### What the exercise asks
Reproduce all of the data exactly, with no line skipped.

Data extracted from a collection
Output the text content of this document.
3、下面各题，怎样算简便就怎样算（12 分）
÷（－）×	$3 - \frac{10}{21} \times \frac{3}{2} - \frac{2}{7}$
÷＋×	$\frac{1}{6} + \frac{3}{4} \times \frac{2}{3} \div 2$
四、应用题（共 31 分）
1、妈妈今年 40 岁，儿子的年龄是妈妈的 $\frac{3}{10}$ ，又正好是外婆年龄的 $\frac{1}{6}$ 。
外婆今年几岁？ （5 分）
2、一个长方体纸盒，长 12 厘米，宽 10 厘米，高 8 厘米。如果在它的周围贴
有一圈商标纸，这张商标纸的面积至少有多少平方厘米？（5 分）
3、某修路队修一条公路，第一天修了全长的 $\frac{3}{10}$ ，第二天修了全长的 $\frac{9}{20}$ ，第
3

### Response to the task
Output the text content of this document.
3、下面各题，怎样算简便就怎样算（12 分）
÷（－）×	$3 - \frac{10}{21} \times \frac{3}{2} - \frac{2}{7}$
÷＋×	$\frac{1}{6} + \frac{3}{4} \times \frac{2}{3} \div 2$
四、应用题（共 31 分）
1、妈妈今年 40 岁，儿子的年龄是妈妈的 $\frac{3}{10}$ ，又正好是外婆年龄的 $\frac{1}{6}$ 。
外婆今年几岁？ （5 分）
2、一个长方体纸盒，长 12 厘米，宽 10 厘米，高 8 厘米。如果在它的周围贴
有一圈商标纸，这张商标纸的面积至少有多少平方厘米？（5 分）
3、某修路队修一条公路，第一天修了全长的 $\frac{3}{10}$ ，第二天修了全长的 $\frac{9}{20}$ ，第
3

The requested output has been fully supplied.